Aim: Restate the records in their entirety, word for word.

* Start Data for this exercise *

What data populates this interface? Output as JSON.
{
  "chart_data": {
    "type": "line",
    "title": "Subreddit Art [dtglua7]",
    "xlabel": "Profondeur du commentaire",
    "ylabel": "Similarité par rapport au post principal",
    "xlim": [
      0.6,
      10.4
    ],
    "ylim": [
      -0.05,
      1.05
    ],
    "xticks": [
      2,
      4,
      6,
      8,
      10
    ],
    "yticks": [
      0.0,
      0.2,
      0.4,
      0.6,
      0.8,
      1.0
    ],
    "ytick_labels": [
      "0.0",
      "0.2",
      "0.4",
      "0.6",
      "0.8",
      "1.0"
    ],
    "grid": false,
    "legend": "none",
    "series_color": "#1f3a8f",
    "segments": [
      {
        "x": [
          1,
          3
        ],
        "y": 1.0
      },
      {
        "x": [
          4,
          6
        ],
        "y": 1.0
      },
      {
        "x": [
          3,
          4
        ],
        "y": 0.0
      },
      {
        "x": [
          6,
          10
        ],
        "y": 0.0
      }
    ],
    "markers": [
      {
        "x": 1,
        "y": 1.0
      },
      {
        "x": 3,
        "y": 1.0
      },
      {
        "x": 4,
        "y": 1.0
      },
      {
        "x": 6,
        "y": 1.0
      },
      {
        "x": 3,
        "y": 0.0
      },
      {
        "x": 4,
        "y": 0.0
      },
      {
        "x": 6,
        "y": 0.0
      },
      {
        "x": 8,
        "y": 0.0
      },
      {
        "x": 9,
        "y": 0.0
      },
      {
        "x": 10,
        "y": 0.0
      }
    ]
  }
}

* End Data for this exercise *

Response to the task:
What data populates this interface? Output as JSON.
{
  "chart_data": {
    "type": "line",
    "title": "Subreddit Art [dtglua7]",
    "xlabel": "Profondeur du commentaire",
    "ylabel": "Similarité par rapport au post principal",
    "xlim": [
      0.6,
      10.4
    ],
    "ylim": [
      -0.05,
      1.05
    ],
    "xticks": [
      2,
      4,
      6,
      8,
      10
    ],
    "yticks": [
      0.0,
      0.2,
      0.4,
      0.6,
      0.8,
      1.0
    ],
    "ytick_labels": [
      "0.0",
      "0.2",
      "0.4",
      "0.6",
      "0.8",
      "1.0"
    ],
    "grid": false,
    "legend": "none",
    "series_color": "#1f3a8f",
    "segments": [
      {
        "x": [
          1,
          3
        ],
        "y": 1.0
      },
      {
        "x": [
          4,
          6
        ],
        "y": 1.0
      },
      {
        "x": [
          3,
          4
        ],
        "y": 0.0
      },
      {
        "x": [
          6,
          10
        ],
        "y": 0.0
      }
    ],
    "markers": [
      {
        "x": 1,
        "y": 1.0
      },
      {
        "x": 3,
        "y": 1.0
      },
      {
        "x": 4,
        "y": 1.0
      },
      {
        "x": 6,
        "y": 1.0
      },
      {
        "x": 3,
        "y": 0.0
      },
      {
        "x": 4,
        "y": 0.0
      },
      {
        "x": 6,
        "y": 0.0
      },
      {
        "x": 8,
        "y": 0.0
      },
      {
        "x": 9,
        "y": 0.0
      },
      {
        "x": 10,
        "y": 0.0
      }
    ]
  }
}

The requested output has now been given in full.